#### Input material:
————
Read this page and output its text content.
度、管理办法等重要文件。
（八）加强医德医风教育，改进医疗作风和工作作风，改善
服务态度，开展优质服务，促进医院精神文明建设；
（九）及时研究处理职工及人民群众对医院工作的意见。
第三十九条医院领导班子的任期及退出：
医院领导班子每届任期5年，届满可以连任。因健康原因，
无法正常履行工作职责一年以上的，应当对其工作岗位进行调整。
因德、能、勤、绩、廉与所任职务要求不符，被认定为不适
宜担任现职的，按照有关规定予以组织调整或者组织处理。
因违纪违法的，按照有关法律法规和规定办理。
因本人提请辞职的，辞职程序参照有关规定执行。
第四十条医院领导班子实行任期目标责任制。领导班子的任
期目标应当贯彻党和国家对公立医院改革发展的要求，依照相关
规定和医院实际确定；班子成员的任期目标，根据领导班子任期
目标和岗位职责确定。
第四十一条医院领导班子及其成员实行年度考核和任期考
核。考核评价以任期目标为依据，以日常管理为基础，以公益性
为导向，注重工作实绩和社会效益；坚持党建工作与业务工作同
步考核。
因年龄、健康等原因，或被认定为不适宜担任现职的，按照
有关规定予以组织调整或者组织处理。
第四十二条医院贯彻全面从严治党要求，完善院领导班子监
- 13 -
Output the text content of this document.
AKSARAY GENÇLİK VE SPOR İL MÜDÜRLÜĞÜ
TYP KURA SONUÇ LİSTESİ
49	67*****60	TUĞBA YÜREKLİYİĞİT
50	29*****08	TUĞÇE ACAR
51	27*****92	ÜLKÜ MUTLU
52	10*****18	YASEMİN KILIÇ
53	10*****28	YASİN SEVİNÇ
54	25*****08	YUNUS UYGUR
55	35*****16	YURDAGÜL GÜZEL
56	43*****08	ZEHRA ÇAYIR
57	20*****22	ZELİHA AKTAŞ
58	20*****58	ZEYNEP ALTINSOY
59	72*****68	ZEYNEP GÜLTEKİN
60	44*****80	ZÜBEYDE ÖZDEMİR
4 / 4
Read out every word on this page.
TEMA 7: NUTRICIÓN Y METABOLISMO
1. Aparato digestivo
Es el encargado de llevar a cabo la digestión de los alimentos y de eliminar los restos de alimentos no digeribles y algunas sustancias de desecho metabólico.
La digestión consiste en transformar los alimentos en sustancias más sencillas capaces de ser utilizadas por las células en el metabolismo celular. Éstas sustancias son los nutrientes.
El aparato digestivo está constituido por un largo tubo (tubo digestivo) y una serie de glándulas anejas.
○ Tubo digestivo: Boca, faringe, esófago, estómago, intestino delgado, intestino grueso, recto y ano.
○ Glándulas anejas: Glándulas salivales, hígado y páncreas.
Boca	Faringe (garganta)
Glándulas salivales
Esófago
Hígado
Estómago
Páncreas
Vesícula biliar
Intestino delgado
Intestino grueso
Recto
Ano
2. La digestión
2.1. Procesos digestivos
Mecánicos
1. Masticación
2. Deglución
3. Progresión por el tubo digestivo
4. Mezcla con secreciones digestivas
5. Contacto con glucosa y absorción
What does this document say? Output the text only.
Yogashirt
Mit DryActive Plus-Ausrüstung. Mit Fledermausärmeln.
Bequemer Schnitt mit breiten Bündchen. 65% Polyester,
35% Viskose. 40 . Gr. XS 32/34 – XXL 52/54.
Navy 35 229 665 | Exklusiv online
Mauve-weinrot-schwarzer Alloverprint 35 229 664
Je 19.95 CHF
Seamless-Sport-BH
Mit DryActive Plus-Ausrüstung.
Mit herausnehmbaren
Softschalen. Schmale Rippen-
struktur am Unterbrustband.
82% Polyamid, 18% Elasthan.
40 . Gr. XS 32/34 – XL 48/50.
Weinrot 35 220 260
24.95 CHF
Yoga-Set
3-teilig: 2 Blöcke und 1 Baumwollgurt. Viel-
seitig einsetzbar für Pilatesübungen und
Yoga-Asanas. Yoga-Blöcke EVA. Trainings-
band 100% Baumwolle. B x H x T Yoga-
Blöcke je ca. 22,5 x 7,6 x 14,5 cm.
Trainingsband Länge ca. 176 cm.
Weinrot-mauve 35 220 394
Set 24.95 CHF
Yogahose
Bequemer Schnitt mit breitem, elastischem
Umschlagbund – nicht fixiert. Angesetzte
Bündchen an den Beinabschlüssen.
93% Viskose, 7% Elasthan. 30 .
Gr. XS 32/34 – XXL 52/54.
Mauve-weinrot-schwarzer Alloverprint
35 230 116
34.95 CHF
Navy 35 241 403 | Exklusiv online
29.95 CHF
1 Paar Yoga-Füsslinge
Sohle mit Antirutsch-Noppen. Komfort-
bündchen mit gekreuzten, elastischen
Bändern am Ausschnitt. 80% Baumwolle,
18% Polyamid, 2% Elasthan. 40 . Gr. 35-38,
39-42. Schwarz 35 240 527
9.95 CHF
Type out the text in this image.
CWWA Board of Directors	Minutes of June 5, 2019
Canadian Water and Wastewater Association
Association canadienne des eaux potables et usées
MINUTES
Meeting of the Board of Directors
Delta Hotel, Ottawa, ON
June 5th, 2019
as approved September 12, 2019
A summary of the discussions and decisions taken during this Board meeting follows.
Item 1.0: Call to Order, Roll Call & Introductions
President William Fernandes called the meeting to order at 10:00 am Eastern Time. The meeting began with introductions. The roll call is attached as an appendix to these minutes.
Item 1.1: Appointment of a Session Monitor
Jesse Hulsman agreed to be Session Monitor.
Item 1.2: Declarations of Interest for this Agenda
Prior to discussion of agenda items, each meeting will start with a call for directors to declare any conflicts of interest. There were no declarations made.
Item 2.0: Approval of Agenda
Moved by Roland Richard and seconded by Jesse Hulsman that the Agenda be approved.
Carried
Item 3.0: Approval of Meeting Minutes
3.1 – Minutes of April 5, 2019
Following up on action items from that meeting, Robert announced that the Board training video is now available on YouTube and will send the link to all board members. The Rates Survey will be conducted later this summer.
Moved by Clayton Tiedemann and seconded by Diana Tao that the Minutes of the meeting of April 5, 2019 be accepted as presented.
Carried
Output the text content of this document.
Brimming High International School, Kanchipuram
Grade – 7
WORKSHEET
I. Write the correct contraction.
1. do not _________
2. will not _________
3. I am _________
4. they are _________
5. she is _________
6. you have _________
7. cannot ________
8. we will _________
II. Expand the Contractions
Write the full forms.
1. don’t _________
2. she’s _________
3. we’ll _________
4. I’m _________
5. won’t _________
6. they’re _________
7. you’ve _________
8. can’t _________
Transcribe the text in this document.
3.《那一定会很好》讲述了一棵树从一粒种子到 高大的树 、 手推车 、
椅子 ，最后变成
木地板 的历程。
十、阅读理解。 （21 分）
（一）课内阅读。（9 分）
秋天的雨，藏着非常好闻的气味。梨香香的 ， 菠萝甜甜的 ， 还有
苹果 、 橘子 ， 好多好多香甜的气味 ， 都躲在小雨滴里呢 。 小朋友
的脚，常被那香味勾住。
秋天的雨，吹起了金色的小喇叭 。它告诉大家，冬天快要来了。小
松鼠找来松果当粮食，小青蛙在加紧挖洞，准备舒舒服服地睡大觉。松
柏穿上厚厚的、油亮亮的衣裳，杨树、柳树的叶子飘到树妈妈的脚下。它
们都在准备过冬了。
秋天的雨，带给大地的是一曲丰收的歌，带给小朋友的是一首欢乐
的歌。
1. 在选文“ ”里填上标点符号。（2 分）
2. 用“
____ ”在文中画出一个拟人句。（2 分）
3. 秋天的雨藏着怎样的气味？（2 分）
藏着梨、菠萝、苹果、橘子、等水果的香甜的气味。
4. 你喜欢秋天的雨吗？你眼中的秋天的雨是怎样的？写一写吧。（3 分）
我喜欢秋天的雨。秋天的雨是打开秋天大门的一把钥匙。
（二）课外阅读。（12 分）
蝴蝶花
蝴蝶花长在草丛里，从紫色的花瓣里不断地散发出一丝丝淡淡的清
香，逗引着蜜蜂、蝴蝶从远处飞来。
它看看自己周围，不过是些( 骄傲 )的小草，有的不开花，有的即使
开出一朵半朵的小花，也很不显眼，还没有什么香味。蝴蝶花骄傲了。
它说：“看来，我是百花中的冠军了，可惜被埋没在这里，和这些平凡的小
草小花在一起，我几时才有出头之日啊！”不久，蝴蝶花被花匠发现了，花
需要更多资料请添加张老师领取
————
#### Set task:
Read through the entries and copy every line that includes "Ausrüstung".

#### Result for this task:
Mit DryActive Plus-Ausrüstung. Mit Fledermausärmeln.
Mit DryActive Plus-Ausrüstung.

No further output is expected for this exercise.